= Description of the task =
Write the data out again exactly, dropping any images it holds.

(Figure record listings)
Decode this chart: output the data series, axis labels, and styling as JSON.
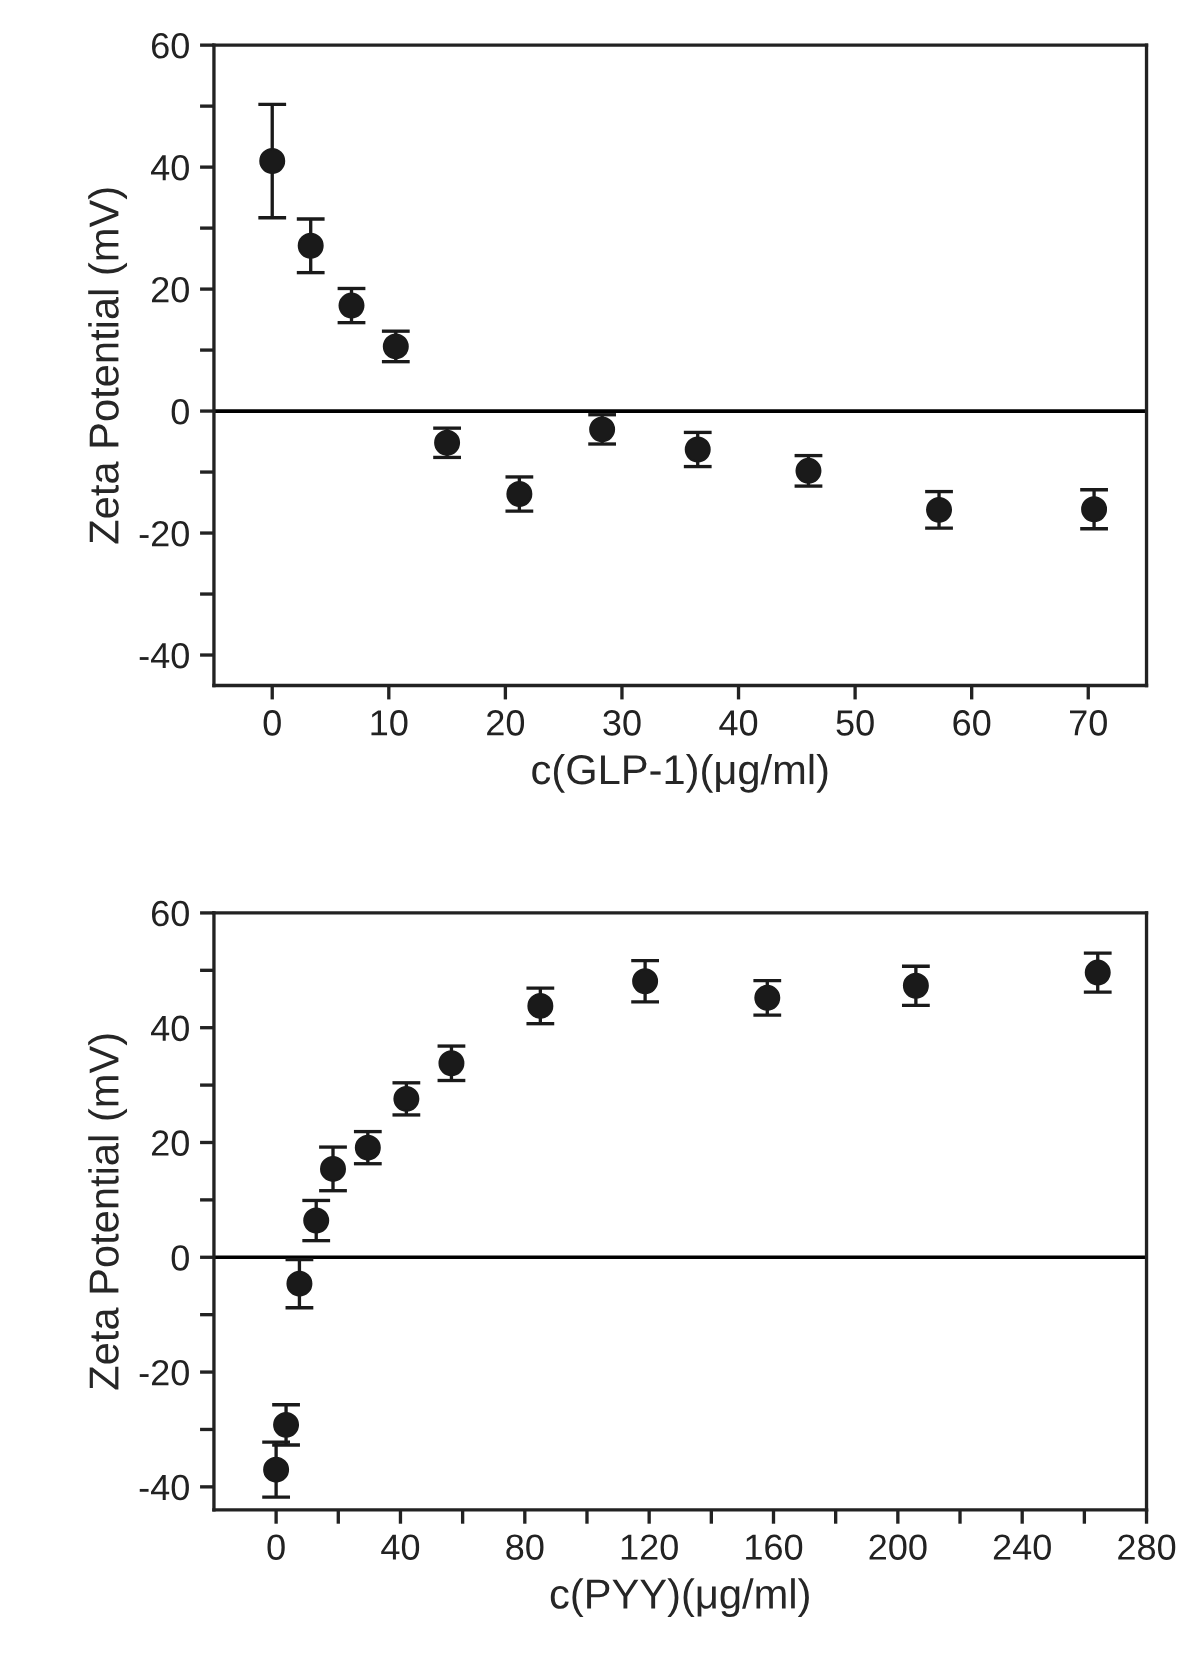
{
  "chart_data": [
    {
      "type": "scatter",
      "xlabel": "c(GLP-1)(μg/ml)",
      "ylabel": "Zeta Potential (mV)",
      "marker": "circle",
      "grid": false,
      "legend": false,
      "x": [
        0,
        3.3,
        6.8,
        10.6,
        15,
        21.2,
        28.3,
        36.5,
        46,
        57.2,
        70.5
      ],
      "series": [
        {
          "color": "#1a1a1a",
          "values": [
            41,
            27.1,
            17.3,
            10.6,
            -5.2,
            -13.6,
            -3.0,
            -6.3,
            -9.8,
            -16.2,
            -16.1
          ],
          "errors": [
            9.3,
            4.4,
            2.8,
            2.5,
            2.4,
            2.8,
            2.4,
            2.8,
            2.5,
            3,
            3.2
          ]
        }
      ],
      "xlim": [
        -5,
        75
      ],
      "xticks": [
        0,
        10,
        20,
        30,
        40,
        50,
        60,
        70
      ],
      "ylim": [
        -45,
        60
      ],
      "yticks": [
        {
          "value": -40,
          "label": "-40"
        },
        {
          "value": -30,
          "label": null
        },
        {
          "value": -20,
          "label": "-20"
        },
        {
          "value": -10,
          "label": null
        },
        0,
        {
          "value": 10,
          "label": null
        },
        20,
        {
          "value": 30,
          "label": null
        },
        40,
        {
          "value": 50,
          "label": null
        },
        60
      ],
      "ref_lines": [
        {
          "axis": "y",
          "value": 0,
          "color": "#000000"
        }
      ]
    },
    {
      "type": "scatter",
      "xlabel": "c(PYY)(μg/ml)",
      "ylabel": "Zeta Potential (mV)",
      "marker": "circle",
      "grid": false,
      "legend": false,
      "x": [
        0,
        3.2,
        7.5,
        12.9,
        18.3,
        29.5,
        41.9,
        56.4,
        85,
        118.7,
        158,
        205.8,
        264.3
      ],
      "series": [
        {
          "color": "#1a1a1a",
          "values": [
            -37,
            -29.2,
            -4.6,
            6.4,
            15.4,
            19.1,
            27.6,
            33.8,
            43.8,
            48.1,
            45.2,
            47.3,
            49.6
          ],
          "errors": [
            4.8,
            3.5,
            4.2,
            3.5,
            3.8,
            2.8,
            2.8,
            3,
            3.1,
            3.6,
            3,
            3.4,
            3.4
          ]
        }
      ],
      "xlim": [
        -20,
        280
      ],
      "xticks": [
        0,
        {
          "value": 20,
          "label": null
        },
        40,
        {
          "value": 60,
          "label": null
        },
        80,
        {
          "value": 100,
          "label": null
        },
        120,
        {
          "value": 140,
          "label": null
        },
        160,
        {
          "value": 180,
          "label": null
        },
        200,
        {
          "value": 220,
          "label": null
        },
        240,
        {
          "value": 260,
          "label": null
        },
        280
      ],
      "ylim": [
        -44,
        60
      ],
      "yticks": [
        {
          "value": -40,
          "label": "-40"
        },
        {
          "value": -30,
          "label": null
        },
        {
          "value": -20,
          "label": "-20"
        },
        {
          "value": -10,
          "label": null
        },
        0,
        {
          "value": 10,
          "label": null
        },
        20,
        {
          "value": 30,
          "label": null
        },
        40,
        {
          "value": 50,
          "label": null
        },
        60
      ],
      "ref_lines": [
        {
          "axis": "y",
          "value": 0,
          "color": "#000000"
        }
      ]
    }
  ]
}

= The completed task =
Decode this chart: output the data series, axis labels, and styling as JSON.
{
  "chart_data": [
    {
      "type": "scatter",
      "xlabel": "c(GLP-1)(μg/ml)",
      "ylabel": "Zeta Potential (mV)",
      "marker": "circle",
      "grid": false,
      "legend": false,
      "x": [
        0,
        3.3,
        6.8,
        10.6,
        15,
        21.2,
        28.3,
        36.5,
        46,
        57.2,
        70.5
      ],
      "series": [
        {
          "color": "#1a1a1a",
          "values": [
            41,
            27.1,
            17.3,
            10.6,
            -5.2,
            -13.6,
            -3.0,
            -6.3,
            -9.8,
            -16.2,
            -16.1
          ],
          "errors": [
            9.3,
            4.4,
            2.8,
            2.5,
            2.4,
            2.8,
            2.4,
            2.8,
            2.5,
            3,
            3.2
          ]
        }
      ],
      "xlim": [
        -5,
        75
      ],
      "xticks": [
        0,
        10,
        20,
        30,
        40,
        50,
        60,
        70
      ],
      "ylim": [
        -45,
        60
      ],
      "yticks": [
        {
          "value": -40,
          "label": "-40"
        },
        {
          "value": -30,
          "label": null
        },
        {
          "value": -20,
          "label": "-20"
        },
        {
          "value": -10,
          "label": null
        },
        0,
        {
          "value": 10,
          "label": null
        },
        20,
        {
          "value": 30,
          "label": null
        },
        40,
        {
          "value": 50,
          "label": null
        },
        60
      ],
      "ref_lines": [
        {
          "axis": "y",
          "value": 0,
          "color": "#000000"
        }
      ]
    },
    {
      "type": "scatter",
      "xlabel": "c(PYY)(μg/ml)",
      "ylabel": "Zeta Potential (mV)",
      "marker": "circle",
      "grid": false,
      "legend": false,
      "x": [
        0,
        3.2,
        7.5,
        12.9,
        18.3,
        29.5,
        41.9,
        56.4,
        85,
        118.7,
        158,
        205.8,
        264.3
      ],
      "series": [
        {
          "color": "#1a1a1a",
          "values": [
            -37,
            -29.2,
            -4.6,
            6.4,
            15.4,
            19.1,
            27.6,
            33.8,
            43.8,
            48.1,
            45.2,
            47.3,
            49.6
          ],
          "errors": [
            4.8,
            3.5,
            4.2,
            3.5,
            3.8,
            2.8,
            2.8,
            3,
            3.1,
            3.6,
            3,
            3.4,
            3.4
          ]
        }
      ],
      "xlim": [
        -20,
        280
      ],
      "xticks": [
        0,
        {
          "value": 20,
          "label": null
        },
        40,
        {
          "value": 60,
          "label": null
        },
        80,
        {
          "value": 100,
          "label": null
        },
        120,
        {
          "value": 140,
          "label": null
        },
        160,
        {
          "value": 180,
          "label": null
        },
        200,
        {
          "value": 220,
          "label": null
        },
        240,
        {
          "value": 260,
          "label": null
        },
        280
      ],
      "ylim": [
        -44,
        60
      ],
      "yticks": [
        {
          "value": -40,
          "label": "-40"
        },
        {
          "value": -30,
          "label": null
        },
        {
          "value": -20,
          "label": "-20"
        },
        {
          "value": -10,
          "label": null
        },
        0,
        {
          "value": 10,
          "label": null
        },
        20,
        {
          "value": 30,
          "label": null
        },
        40,
        {
          "value": 50,
          "label": null
        },
        60
      ],
      "ref_lines": [
        {
          "axis": "y",
          "value": 0,
          "color": "#000000"
        }
      ]
    }
  ]
}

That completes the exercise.